Set problem: Check every line below for the word "icon" and copy the ones that have it.

Structured figure records
○ ○ ○ ○ ○

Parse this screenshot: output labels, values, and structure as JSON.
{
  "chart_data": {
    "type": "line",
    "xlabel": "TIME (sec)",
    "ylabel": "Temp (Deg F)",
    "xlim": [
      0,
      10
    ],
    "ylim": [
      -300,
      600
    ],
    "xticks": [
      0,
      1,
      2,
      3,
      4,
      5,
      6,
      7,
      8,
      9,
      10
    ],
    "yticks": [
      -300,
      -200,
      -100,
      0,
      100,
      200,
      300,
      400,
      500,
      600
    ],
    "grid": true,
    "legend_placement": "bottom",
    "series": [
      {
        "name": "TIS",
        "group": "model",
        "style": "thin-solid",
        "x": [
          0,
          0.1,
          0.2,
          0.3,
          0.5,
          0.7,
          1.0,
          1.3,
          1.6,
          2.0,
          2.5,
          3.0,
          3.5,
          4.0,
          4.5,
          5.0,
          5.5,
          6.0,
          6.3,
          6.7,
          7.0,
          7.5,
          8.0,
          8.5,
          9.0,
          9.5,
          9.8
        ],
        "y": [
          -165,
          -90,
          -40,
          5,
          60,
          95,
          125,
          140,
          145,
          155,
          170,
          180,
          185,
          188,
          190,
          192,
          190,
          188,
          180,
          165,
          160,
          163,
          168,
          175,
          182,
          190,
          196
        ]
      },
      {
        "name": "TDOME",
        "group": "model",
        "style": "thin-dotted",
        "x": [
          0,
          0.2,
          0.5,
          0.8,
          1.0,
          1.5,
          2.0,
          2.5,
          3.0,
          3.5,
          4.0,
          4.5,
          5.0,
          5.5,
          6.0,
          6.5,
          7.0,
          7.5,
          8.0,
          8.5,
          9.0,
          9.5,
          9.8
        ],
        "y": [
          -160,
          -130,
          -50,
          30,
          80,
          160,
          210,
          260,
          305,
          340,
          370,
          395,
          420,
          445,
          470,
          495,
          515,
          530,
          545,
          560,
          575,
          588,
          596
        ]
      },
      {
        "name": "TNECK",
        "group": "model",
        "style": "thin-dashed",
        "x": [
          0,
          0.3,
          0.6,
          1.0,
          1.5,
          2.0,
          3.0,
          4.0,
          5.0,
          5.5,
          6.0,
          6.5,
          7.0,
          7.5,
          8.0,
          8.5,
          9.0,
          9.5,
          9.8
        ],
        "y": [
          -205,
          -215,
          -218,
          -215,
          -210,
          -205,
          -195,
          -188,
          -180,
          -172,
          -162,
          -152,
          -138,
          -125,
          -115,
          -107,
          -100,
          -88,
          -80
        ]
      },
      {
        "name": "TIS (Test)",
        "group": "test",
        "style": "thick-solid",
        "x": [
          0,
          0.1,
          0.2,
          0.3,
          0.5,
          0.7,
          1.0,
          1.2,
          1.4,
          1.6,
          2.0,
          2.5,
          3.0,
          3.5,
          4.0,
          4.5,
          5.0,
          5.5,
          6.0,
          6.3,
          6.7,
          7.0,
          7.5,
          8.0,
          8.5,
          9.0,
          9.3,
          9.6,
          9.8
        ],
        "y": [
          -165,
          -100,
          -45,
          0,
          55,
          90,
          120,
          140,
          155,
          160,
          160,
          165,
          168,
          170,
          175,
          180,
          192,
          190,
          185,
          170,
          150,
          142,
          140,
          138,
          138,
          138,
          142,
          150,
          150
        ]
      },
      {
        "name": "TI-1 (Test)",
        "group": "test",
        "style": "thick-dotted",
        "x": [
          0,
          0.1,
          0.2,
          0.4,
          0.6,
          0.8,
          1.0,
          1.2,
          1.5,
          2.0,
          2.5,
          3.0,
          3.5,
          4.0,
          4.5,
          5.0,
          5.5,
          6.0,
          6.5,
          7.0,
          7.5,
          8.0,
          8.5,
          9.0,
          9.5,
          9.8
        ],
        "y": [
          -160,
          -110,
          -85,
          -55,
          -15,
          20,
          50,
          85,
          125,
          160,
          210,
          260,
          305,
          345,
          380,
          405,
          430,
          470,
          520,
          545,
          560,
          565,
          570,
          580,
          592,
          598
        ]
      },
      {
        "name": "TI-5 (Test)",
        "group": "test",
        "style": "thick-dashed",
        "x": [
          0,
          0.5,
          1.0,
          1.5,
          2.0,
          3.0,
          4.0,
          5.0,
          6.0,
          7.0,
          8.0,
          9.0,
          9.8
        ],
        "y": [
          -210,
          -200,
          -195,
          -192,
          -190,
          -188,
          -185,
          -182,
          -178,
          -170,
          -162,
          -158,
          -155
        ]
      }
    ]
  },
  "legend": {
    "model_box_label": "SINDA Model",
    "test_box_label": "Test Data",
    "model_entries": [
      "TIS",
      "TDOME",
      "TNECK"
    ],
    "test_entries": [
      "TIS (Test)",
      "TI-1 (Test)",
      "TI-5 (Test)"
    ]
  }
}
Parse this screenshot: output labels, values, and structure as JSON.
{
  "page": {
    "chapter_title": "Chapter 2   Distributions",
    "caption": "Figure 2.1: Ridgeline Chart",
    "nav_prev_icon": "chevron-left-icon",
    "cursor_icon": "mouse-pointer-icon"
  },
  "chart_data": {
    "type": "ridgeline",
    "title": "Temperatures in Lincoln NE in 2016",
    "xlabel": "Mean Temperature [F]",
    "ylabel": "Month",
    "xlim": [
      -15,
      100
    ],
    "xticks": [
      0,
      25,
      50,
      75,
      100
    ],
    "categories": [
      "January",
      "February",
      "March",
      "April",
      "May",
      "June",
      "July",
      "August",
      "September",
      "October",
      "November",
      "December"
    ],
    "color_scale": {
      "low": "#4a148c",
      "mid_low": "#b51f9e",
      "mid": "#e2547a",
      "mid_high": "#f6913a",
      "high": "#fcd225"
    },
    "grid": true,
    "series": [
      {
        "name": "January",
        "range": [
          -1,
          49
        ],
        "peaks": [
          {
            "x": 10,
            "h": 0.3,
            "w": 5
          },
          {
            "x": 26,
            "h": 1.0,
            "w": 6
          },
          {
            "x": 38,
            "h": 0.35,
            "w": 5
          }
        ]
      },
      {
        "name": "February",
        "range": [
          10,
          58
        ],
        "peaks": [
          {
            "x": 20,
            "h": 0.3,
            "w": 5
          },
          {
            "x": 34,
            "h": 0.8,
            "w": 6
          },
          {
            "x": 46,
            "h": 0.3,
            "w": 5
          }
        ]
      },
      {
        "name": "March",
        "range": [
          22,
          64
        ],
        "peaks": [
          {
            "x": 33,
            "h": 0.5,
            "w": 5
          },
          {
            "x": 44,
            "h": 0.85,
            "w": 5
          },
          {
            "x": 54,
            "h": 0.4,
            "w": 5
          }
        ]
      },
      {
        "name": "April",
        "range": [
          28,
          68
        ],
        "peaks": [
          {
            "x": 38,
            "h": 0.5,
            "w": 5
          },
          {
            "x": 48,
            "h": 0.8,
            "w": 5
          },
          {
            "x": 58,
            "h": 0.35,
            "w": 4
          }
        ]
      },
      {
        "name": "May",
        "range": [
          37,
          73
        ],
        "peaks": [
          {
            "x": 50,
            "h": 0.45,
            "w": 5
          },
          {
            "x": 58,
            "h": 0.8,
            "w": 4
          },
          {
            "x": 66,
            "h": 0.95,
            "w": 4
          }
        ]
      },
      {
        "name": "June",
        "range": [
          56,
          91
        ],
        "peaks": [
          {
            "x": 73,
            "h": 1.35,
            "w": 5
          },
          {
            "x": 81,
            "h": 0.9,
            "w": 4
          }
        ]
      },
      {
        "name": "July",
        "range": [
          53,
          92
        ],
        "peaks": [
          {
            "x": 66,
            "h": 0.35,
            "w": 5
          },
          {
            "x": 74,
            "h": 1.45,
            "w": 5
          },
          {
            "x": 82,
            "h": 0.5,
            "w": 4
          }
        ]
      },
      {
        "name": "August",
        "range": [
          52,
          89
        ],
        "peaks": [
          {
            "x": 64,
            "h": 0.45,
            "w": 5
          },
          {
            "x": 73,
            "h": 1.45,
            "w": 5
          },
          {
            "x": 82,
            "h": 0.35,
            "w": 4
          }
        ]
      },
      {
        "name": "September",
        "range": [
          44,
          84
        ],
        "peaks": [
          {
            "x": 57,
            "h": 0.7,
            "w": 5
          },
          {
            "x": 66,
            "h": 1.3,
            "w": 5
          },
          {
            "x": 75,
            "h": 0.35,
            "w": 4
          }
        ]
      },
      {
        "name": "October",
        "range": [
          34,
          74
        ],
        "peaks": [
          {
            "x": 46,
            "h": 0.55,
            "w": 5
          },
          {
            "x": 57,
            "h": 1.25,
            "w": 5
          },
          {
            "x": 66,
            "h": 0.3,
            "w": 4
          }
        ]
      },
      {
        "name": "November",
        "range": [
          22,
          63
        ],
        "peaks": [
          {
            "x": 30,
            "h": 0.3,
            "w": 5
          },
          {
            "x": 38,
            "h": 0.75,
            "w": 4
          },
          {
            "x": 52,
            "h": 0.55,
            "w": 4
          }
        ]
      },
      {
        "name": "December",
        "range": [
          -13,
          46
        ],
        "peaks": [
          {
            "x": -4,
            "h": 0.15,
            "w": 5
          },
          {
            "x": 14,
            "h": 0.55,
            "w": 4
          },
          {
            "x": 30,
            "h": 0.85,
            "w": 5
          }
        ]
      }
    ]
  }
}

○ ○ ○ ○ ○

Response:
    "nav_prev_icon": "chevron-left-icon",
    "cursor_icon": "mouse-pointer-icon"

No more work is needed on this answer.